- **Records for this task**:
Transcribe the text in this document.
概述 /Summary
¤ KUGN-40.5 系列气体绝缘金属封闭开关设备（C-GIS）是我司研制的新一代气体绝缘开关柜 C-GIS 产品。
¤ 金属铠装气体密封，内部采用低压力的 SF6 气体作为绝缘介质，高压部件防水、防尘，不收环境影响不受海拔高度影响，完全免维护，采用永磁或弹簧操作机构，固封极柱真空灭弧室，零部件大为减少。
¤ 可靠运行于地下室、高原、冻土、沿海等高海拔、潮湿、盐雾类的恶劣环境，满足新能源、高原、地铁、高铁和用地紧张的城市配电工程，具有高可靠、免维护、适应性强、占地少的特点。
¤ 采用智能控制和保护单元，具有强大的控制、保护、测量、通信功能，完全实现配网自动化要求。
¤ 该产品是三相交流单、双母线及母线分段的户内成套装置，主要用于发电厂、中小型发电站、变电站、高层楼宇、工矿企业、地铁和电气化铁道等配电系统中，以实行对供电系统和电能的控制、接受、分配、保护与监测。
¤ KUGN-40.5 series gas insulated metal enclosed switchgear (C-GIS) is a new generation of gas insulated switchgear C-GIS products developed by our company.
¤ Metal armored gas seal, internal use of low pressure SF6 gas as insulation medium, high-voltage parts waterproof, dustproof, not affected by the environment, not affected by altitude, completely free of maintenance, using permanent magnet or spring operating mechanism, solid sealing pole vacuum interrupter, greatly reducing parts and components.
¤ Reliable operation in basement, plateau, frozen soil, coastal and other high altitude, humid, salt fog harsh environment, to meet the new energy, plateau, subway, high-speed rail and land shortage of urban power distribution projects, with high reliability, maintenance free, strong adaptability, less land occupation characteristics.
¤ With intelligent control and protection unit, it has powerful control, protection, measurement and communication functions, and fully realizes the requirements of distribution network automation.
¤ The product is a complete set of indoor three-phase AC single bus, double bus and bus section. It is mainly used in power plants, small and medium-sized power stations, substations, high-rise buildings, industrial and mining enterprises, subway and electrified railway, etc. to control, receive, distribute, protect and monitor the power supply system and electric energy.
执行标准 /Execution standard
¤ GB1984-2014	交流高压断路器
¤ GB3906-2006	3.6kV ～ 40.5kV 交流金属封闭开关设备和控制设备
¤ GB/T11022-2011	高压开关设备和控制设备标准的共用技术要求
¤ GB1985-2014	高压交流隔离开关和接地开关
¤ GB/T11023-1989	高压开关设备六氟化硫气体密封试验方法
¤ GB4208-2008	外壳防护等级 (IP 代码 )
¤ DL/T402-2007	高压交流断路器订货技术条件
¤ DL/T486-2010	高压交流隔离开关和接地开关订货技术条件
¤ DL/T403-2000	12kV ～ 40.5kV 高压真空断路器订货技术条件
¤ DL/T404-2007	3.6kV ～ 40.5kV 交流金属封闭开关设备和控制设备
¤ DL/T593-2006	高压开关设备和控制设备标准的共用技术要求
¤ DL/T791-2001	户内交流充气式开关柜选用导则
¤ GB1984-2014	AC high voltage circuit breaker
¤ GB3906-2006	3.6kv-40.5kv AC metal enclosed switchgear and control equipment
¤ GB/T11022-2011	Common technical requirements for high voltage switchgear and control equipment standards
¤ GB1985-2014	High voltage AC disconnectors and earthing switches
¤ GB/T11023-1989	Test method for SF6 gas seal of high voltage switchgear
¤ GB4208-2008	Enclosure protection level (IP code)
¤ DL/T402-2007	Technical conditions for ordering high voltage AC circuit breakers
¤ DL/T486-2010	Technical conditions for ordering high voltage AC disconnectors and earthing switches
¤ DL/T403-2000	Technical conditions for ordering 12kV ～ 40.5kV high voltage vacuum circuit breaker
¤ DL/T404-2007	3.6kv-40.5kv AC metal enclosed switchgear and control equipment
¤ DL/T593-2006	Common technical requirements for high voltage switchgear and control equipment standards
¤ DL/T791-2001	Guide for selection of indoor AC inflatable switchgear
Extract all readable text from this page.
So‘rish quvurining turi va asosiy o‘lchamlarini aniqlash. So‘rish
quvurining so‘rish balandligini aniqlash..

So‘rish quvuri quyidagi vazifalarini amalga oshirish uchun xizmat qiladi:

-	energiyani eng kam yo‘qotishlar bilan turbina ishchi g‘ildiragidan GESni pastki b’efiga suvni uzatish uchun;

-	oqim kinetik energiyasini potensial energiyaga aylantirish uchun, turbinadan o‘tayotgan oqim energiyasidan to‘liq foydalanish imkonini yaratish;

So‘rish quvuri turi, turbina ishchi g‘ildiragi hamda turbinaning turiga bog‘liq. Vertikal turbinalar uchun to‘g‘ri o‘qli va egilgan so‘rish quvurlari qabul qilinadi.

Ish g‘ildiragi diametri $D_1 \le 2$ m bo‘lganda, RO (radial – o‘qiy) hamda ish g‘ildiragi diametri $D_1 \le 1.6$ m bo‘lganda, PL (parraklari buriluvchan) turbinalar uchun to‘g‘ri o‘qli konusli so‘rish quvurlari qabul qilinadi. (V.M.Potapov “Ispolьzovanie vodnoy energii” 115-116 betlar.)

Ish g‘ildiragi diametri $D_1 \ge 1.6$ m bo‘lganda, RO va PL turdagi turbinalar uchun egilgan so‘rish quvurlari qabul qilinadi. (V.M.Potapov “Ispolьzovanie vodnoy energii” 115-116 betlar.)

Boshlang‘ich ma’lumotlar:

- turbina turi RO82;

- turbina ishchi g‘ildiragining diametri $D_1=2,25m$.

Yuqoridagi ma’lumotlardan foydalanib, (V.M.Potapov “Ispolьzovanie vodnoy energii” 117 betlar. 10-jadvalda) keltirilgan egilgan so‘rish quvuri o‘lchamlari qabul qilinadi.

- **Your goal**: Repeat the material above in full, quoting it exactly.

- **Answer to this exercise**:
Transcribe the text in this document.
概述 /Summary
¤ KUGN-40.5 系列气体绝缘金属封闭开关设备（C-GIS）是我司研制的新一代气体绝缘开关柜 C-GIS 产品。
¤ 金属铠装气体密封，内部采用低压力的 SF6 气体作为绝缘介质，高压部件防水、防尘，不收环境影响不受海拔高度影响，完全免维护，采用永磁或弹簧操作机构，固封极柱真空灭弧室，零部件大为减少。
¤ 可靠运行于地下室、高原、冻土、沿海等高海拔、潮湿、盐雾类的恶劣环境，满足新能源、高原、地铁、高铁和用地紧张的城市配电工程，具有高可靠、免维护、适应性强、占地少的特点。
¤ 采用智能控制和保护单元，具有强大的控制、保护、测量、通信功能，完全实现配网自动化要求。
¤ 该产品是三相交流单、双母线及母线分段的户内成套装置，主要用于发电厂、中小型发电站、变电站、高层楼宇、工矿企业、地铁和电气化铁道等配电系统中，以实行对供电系统和电能的控制、接受、分配、保护与监测。
¤ KUGN-40.5 series gas insulated metal enclosed switchgear (C-GIS) is a new generation of gas insulated switchgear C-GIS products developed by our company.
¤ Metal armored gas seal, internal use of low pressure SF6 gas as insulation medium, high-voltage parts waterproof, dustproof, not affected by the environment, not affected by altitude, completely free of maintenance, using permanent magnet or spring operating mechanism, solid sealing pole vacuum interrupter, greatly reducing parts and components.
¤ Reliable operation in basement, plateau, frozen soil, coastal and other high altitude, humid, salt fog harsh environment, to meet the new energy, plateau, subway, high-speed rail and land shortage of urban power distribution projects, with high reliability, maintenance free, strong adaptability, less land occupation characteristics.
¤ With intelligent control and protection unit, it has powerful control, protection, measurement and communication functions, and fully realizes the requirements of distribution network automation.
¤ The product is a complete set of indoor three-phase AC single bus, double bus and bus section. It is mainly used in power plants, small and medium-sized power stations, substations, high-rise buildings, industrial and mining enterprises, subway and electrified railway, etc. to control, receive, distribute, protect and monitor the power supply system and electric energy.
执行标准 /Execution standard
¤ GB1984-2014	交流高压断路器
¤ GB3906-2006	3.6kV ～ 40.5kV 交流金属封闭开关设备和控制设备
¤ GB/T11022-2011	高压开关设备和控制设备标准的共用技术要求
¤ GB1985-2014	高压交流隔离开关和接地开关
¤ GB/T11023-1989	高压开关设备六氟化硫气体密封试验方法
¤ GB4208-2008	外壳防护等级 (IP 代码 )
¤ DL/T402-2007	高压交流断路器订货技术条件
¤ DL/T486-2010	高压交流隔离开关和接地开关订货技术条件
¤ DL/T403-2000	12kV ～ 40.5kV 高压真空断路器订货技术条件
¤ DL/T404-2007	3.6kV ～ 40.5kV 交流金属封闭开关设备和控制设备
¤ DL/T593-2006	高压开关设备和控制设备标准的共用技术要求
¤ DL/T791-2001	户内交流充气式开关柜选用导则
¤ GB1984-2014	AC high voltage circuit breaker
¤ GB3906-2006	3.6kv-40.5kv AC metal enclosed switchgear and control equipment
¤ GB/T11022-2011	Common technical requirements for high voltage switchgear and control equipment standards
¤ GB1985-2014	High voltage AC disconnectors and earthing switches
¤ GB/T11023-1989	Test method for SF6 gas seal of high voltage switchgear
¤ GB4208-2008	Enclosure protection level (IP code)
¤ DL/T402-2007	Technical conditions for ordering high voltage AC circuit breakers
¤ DL/T486-2010	Technical conditions for ordering high voltage AC disconnectors and earthing switches
¤ DL/T403-2000	Technical conditions for ordering 12kV ～ 40.5kV high voltage vacuum circuit breaker
¤ DL/T404-2007	3.6kv-40.5kv AC metal enclosed switchgear and control equipment
¤ DL/T593-2006	Common technical requirements for high voltage switchgear and control equipment standards
¤ DL/T791-2001	Guide for selection of indoor AC inflatable switchgear
Extract all readable text from this page.
So‘rish quvurining turi va asosiy o‘lchamlarini aniqlash. So‘rish
quvurining so‘rish balandligini aniqlash..

So‘rish quvuri quyidagi vazifalarini amalga oshirish uchun xizmat qiladi:

-	energiyani eng kam yo‘qotishlar bilan turbina ishchi g‘ildiragidan GESni pastki b’efiga suvni uzatish uchun;

-	oqim kinetik energiyasini potensial energiyaga aylantirish uchun, turbinadan o‘tayotgan oqim energiyasidan to‘liq foydalanish imkonini yaratish;

So‘rish quvuri turi, turbina ishchi g‘ildiragi hamda turbinaning turiga bog‘liq. Vertikal turbinalar uchun to‘g‘ri o‘qli va egilgan so‘rish quvurlari qabul qilinadi.

Ish g‘ildiragi diametri $D_1 \le 2$ m bo‘lganda, RO (radial – o‘qiy) hamda ish g‘ildiragi diametri $D_1 \le 1.6$ m bo‘lganda, PL (parraklari buriluvchan) turbinalar uchun to‘g‘ri o‘qli konusli so‘rish quvurlari qabul qilinadi. (V.M.Potapov “Ispolьzovanie vodnoy energii” 115-116 betlar.)

Ish g‘ildiragi diametri $D_1 \ge 1.6$ m bo‘lganda, RO va PL turdagi turbinalar uchun egilgan so‘rish quvurlari qabul qilinadi. (V.M.Potapov “Ispolьzovanie vodnoy energii” 115-116 betlar.)

Boshlang‘ich ma’lumotlar:

- turbina turi RO82;

- turbina ishchi g‘ildiragining diametri $D_1=2,25m$.

Yuqoridagi ma’lumotlardan foydalanib, (V.M.Potapov “Ispolьzovanie vodnoy energii” 117 betlar. 10-jadvalda) keltirilgan egilgan so‘rish quvuri o‘lchamlari qabul qilinadi.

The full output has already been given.